(Records to use)
_ _ _ _ _
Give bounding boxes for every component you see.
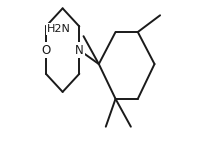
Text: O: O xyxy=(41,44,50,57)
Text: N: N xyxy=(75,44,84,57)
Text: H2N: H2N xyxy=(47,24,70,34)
_ _ _ _ _
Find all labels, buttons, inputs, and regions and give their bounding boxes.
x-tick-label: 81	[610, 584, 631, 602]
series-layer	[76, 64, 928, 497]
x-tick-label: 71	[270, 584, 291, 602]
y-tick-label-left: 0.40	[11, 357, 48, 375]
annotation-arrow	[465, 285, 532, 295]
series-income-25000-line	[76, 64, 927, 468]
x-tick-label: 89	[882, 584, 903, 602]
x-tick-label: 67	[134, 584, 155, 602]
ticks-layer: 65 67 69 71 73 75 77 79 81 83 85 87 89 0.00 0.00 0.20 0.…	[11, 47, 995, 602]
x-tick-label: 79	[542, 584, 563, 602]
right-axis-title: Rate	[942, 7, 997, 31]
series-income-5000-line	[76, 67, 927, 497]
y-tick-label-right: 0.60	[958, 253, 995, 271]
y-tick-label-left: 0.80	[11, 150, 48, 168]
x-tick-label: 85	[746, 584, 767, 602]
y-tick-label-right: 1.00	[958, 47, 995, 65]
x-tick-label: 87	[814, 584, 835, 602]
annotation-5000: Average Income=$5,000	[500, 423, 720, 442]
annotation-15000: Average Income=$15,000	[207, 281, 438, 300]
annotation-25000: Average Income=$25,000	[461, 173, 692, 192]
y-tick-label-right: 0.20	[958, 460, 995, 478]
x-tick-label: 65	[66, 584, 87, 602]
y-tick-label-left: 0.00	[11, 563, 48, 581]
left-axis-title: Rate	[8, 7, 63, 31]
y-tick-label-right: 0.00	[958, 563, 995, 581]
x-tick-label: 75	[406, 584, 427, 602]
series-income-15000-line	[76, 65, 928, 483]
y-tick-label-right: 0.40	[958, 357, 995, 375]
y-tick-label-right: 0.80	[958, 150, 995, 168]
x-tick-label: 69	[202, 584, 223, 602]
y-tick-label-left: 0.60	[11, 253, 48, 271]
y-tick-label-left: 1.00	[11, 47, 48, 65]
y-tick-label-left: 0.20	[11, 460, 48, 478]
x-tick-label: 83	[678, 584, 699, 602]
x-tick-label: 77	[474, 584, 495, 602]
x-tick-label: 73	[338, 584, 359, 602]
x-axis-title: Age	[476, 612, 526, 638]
_ _ _ _ _
(Exercise instructions)
Copy out the lines of the records above, from the line containing "Give bounding boxes" through the line containing "Text: H2N: H2N xyxy=(47,24,70,34)", inclusive, and omit the picture.

(Full solution)
Give bounding boxes for every component you see.
Text: O: O xyxy=(41,44,50,57)
Text: N: N xyxy=(75,44,84,57)
Text: H2N: H2N xyxy=(47,24,70,34)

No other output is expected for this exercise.